- Document passage:
—————

Bacteria vs. Viruses


Bacteria Vs. Viruses (or simply Germs?)

 Germs” (Latin germen, meaning ‘seed’ or ‘sprout’) is a common term that includes bacteria, viruses, and other microscopic particles (fungi, and protozoa) that cause illness in humans. This term is however not widely used in formal science these days.

Bacteria (bak·teeuh·ree·uh) and viruses (vai·ruh·suhz) are found almost everywhere and anywhere. You can find them in soil, water, air, your clothes, house and inside your body too. They are present in the depths of the oceans as well as on the top of the mountains. You can find them in the extreme of the extreme conditions on the planet where you would expect no life to exist (check ‘what are extremophiles?’). They can infect plants, animals, and people, but don’t necessarily make us sick every time.

Feature/Character

Bacteria

Virus

How do they look?

You’ll need a microscope though since they are microscopic


How many cells do they have?

(humans have on an average ~37 trillion cells)

Single-celled


No cell


Size

(Human: 175 cm)

0.3 - 2 μ (0.00003 - 0.0002 cm)

0.02 - 0.3 μ (0.000002 - 0.00003 cm)

The largest virus is still smaller than the smallest bacterium

Cell type (humans are eukaryotic)

Prokaryotic

Acellular (no cellular organelles, cannot grow or divide or carry out independent metabolism)

Made of?

Organelles and genetic material within a cell wall

Genetic material within protein capsule (some have an envelope too)

Genetic material

DNA and RNA

DNA or RNA

Living attributes

Living

Between living and non-living things

Need for host

Can replicate without host too

Need a living cell to replicate

Where do they survive

Anywhere and everywhere (Outside/inside body)

—————

- Data listing:
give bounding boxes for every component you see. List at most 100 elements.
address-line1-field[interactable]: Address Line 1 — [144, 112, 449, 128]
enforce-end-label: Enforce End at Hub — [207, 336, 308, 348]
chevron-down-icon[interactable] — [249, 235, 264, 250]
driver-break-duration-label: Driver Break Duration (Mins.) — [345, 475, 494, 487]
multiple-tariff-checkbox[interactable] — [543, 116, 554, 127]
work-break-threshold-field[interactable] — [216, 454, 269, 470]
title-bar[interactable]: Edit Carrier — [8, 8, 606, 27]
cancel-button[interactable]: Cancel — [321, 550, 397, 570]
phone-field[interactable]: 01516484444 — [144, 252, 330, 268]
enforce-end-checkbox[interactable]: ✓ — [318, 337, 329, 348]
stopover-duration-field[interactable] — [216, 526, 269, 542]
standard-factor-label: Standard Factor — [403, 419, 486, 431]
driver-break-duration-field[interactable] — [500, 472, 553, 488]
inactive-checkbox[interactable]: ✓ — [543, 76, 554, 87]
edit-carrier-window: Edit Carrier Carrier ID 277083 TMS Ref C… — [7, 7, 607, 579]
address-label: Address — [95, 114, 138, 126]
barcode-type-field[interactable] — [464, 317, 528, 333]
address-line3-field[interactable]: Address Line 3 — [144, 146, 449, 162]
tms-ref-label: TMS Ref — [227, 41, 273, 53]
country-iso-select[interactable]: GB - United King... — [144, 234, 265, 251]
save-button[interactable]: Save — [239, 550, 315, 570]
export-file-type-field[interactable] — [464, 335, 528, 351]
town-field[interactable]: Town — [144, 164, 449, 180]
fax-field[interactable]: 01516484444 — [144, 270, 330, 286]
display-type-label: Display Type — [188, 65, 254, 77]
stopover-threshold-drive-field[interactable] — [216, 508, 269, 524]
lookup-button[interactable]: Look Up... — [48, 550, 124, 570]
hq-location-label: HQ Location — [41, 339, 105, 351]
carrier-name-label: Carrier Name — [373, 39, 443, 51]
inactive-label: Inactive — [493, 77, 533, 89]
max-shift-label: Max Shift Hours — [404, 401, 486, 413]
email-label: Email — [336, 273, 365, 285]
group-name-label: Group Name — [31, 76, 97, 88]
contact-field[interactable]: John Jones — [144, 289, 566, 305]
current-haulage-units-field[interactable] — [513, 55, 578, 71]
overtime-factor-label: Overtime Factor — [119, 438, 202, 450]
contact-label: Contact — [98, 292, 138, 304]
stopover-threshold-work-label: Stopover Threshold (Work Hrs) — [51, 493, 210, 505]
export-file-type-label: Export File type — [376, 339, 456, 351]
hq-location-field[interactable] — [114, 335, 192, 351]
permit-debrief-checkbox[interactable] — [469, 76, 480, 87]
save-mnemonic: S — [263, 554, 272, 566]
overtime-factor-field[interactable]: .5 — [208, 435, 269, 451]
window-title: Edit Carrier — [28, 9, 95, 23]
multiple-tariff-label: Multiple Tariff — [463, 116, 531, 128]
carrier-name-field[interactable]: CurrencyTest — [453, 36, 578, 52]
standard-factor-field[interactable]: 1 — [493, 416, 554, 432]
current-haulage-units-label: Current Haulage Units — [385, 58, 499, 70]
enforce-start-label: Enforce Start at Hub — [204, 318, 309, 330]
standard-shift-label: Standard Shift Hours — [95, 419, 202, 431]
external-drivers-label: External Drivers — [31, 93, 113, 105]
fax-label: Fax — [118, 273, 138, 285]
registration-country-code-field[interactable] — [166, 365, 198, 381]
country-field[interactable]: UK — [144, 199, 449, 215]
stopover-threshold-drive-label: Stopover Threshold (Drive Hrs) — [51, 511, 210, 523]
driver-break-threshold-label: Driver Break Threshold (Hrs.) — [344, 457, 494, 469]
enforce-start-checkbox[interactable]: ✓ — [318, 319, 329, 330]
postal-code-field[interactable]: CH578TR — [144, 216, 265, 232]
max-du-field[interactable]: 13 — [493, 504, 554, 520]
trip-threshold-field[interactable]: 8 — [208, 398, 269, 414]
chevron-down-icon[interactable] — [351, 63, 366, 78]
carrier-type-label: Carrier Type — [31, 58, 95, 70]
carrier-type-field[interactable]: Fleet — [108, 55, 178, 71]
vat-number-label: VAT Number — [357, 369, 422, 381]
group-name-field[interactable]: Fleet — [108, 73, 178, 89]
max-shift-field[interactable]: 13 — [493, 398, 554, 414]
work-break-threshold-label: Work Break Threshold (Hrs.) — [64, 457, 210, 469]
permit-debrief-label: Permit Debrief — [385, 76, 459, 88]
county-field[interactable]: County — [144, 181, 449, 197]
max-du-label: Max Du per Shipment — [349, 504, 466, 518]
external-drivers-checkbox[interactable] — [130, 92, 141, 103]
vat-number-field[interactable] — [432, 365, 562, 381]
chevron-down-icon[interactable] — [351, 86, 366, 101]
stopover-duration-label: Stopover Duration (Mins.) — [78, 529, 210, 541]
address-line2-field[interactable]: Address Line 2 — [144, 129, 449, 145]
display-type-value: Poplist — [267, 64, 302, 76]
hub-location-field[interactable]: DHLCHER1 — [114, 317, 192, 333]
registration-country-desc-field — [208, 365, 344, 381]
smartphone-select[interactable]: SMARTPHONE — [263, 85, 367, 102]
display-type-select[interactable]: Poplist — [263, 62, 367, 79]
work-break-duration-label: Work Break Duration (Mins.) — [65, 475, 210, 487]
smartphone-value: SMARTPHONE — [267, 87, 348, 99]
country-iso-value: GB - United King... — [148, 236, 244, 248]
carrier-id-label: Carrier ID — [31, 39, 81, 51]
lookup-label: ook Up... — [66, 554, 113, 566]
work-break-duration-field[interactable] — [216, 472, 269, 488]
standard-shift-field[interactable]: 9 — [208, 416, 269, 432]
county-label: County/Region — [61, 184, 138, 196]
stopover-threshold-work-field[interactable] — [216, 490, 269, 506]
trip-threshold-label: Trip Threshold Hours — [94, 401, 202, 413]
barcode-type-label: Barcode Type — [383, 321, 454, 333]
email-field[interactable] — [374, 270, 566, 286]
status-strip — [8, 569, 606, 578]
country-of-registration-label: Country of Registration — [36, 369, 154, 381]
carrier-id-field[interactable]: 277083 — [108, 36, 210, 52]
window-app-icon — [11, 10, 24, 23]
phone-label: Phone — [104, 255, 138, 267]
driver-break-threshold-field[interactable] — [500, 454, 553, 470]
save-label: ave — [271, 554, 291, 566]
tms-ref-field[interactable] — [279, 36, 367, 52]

—————

- What the exercise asks: Reproduce the passage on bacteria and viruses word for word, starting at "Bacteria Vs. Viruses (or" and ending after "sick every time.". Rely only on the passage on bacteria and viruses.

- Response area:
Bacteria Vs. Viruses (or simply Germs?)

 Germs” (Latin germen, meaning ‘seed’ or ‘sprout’) is a common term that includes bacteria, viruses, and other microscopic particles (fungi, and protozoa) that cause illness in humans. This term is however not widely used in formal science these days.

Bacteria (bak·teeuh·ree·uh) and viruses (vai·ruh·suhz) are found almost everywhere and anywhere. You can find them in soil, water, air, your clothes, house and inside your body too. They are present in the depths of the oceans as well as on the top of the mountains. You can find them in the extreme of the extreme conditions on the planet where you would expect no life to exist (check ‘what are extremophiles?’). They can infect plants, animals, and people, but don’t necessarily make us sick every time.